## [Problem statement]
Scan the material for the word "энергию", and copy each line where it shows up.

** BEGIN Given records **

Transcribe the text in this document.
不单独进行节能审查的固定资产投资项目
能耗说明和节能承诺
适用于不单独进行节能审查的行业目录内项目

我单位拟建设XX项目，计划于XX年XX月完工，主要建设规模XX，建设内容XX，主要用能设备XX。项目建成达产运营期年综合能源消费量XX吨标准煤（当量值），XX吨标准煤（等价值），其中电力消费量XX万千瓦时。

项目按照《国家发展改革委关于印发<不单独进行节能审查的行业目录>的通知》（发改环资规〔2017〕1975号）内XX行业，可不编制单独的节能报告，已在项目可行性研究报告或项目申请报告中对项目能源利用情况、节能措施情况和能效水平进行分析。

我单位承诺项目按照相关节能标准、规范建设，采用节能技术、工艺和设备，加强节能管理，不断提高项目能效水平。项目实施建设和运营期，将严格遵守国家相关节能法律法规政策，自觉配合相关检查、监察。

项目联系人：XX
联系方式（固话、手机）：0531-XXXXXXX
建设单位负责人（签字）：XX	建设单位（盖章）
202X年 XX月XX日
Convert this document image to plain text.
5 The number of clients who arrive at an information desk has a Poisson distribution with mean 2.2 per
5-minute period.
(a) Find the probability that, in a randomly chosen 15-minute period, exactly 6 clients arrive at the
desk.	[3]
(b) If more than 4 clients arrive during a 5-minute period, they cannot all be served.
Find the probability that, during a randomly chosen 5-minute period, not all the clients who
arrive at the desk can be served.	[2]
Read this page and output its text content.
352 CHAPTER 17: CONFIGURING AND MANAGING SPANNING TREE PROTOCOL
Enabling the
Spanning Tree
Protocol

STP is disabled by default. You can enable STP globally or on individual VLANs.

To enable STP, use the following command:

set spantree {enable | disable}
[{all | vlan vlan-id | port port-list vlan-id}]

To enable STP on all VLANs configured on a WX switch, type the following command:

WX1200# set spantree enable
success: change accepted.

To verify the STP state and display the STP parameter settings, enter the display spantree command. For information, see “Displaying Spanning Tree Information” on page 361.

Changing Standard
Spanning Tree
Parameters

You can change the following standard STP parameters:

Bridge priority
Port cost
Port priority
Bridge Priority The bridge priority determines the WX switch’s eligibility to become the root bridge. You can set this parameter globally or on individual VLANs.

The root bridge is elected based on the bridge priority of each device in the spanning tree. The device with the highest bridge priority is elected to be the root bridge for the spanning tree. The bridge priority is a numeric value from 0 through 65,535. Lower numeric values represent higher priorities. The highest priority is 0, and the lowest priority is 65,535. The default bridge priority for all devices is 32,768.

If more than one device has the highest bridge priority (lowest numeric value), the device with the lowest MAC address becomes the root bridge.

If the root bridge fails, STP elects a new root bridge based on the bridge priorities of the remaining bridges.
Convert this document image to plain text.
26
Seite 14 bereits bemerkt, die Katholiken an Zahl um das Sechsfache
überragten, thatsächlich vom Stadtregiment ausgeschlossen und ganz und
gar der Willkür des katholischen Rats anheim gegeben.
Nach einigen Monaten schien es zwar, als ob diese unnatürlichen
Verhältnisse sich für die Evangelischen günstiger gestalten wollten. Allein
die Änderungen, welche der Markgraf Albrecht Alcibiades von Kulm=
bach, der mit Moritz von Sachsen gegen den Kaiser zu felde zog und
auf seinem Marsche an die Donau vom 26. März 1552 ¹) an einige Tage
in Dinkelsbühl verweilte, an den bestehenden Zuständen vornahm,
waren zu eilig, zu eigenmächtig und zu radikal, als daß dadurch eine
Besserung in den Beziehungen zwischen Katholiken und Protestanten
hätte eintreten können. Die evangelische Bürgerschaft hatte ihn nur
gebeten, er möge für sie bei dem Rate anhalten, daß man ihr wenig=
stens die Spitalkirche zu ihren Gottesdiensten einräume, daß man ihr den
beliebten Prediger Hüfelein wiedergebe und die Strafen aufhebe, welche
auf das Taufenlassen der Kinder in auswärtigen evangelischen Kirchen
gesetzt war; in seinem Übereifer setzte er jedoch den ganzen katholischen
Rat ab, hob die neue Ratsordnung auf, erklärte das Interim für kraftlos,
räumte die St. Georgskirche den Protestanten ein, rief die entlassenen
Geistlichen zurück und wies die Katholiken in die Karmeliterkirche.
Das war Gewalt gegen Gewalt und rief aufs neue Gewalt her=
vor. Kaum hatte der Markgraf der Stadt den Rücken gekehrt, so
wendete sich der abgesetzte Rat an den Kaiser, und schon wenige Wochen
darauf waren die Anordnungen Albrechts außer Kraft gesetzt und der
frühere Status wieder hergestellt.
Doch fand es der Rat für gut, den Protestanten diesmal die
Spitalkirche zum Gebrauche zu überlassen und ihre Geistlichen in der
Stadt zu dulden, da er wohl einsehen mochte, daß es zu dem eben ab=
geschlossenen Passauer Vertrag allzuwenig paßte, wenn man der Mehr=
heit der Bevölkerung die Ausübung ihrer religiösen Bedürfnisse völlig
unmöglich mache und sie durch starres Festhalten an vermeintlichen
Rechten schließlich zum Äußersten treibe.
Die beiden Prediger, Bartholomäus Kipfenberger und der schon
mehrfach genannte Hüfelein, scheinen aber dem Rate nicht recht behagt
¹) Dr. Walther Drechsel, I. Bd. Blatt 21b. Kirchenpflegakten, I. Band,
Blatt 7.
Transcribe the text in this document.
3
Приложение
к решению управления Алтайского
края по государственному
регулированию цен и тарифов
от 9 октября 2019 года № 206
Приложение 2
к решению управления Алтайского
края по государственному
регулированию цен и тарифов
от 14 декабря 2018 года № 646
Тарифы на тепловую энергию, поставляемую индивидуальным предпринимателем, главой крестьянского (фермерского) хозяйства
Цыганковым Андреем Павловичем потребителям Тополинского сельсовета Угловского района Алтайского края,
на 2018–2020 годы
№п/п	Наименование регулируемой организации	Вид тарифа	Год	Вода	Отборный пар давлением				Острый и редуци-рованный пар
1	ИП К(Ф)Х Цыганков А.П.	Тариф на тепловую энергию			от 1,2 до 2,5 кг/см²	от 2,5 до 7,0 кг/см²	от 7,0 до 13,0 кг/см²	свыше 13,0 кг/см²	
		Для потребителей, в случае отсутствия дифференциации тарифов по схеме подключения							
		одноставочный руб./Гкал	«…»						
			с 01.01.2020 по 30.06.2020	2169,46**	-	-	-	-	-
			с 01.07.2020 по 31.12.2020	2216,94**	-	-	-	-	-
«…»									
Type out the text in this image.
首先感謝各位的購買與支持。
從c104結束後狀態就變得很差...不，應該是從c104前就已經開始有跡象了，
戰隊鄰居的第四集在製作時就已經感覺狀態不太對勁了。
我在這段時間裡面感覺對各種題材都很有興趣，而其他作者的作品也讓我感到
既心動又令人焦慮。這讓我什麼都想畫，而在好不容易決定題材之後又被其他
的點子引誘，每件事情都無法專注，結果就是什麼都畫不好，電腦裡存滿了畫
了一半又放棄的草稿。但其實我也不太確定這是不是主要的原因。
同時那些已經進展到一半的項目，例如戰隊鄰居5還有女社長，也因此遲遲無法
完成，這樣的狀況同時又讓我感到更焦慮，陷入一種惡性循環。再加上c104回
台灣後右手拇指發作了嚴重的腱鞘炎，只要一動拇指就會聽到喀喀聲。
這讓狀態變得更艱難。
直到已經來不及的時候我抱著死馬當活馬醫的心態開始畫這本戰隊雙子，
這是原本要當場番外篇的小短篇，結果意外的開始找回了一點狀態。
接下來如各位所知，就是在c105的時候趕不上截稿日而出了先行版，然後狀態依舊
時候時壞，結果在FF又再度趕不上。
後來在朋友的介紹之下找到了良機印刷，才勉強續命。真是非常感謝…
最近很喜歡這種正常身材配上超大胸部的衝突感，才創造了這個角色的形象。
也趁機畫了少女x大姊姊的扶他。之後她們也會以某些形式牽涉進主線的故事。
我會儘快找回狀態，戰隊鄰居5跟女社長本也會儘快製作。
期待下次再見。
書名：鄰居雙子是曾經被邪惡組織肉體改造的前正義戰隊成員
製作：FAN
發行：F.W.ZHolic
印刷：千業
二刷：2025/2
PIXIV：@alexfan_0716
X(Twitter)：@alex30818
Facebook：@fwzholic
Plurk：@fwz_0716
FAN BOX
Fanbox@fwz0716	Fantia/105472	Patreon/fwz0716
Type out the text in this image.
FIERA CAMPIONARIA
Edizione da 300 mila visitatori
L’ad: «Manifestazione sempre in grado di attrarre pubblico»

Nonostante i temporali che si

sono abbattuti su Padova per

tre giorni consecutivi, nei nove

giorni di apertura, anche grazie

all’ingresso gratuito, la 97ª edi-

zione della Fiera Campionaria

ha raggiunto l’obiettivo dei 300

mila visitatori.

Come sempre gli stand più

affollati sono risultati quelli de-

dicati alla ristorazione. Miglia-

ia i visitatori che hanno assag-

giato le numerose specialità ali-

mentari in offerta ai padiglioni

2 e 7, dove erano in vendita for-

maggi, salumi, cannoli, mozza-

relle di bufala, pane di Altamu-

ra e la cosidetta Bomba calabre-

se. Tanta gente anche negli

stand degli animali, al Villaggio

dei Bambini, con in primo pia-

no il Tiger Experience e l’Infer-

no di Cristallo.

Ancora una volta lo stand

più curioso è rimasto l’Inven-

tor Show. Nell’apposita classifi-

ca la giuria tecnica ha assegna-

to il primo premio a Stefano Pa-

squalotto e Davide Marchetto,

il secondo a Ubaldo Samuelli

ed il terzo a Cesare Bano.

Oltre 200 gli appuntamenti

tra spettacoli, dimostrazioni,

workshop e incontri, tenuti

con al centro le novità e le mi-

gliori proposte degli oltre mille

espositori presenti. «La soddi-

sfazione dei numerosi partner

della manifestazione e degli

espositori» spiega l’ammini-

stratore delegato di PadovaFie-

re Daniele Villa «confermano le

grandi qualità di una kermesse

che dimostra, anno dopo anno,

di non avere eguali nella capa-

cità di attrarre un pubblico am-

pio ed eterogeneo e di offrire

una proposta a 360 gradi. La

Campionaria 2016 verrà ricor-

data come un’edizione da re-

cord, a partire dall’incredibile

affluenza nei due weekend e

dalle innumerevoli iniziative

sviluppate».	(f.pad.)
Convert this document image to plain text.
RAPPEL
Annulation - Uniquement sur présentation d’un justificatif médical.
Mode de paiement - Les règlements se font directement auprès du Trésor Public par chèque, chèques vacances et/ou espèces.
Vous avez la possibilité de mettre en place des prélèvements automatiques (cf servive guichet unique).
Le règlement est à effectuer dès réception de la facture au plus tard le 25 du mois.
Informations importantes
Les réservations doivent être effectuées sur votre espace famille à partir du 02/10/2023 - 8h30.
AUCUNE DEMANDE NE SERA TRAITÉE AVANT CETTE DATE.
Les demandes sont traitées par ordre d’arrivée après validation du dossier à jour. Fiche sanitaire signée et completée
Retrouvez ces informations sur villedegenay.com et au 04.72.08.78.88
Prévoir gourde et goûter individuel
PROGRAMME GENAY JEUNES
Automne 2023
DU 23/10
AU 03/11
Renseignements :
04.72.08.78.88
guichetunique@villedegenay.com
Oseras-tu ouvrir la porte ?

** END Given records **

## [Answer below]
Тарифы на тепловую энергию, поставляемую индивидуальным предпринимателем, главой крестьянского (фермерского) хозяйства
1	ИП К(Ф)Х Цыганков А.П.	Тариф на тепловую энергию			от 1,2 до 2,5 кг/см²	от 2,5 до 7,0 кг/см²	от 7,0 до 13,0 кг/см²	свыше 13,0 кг/см²	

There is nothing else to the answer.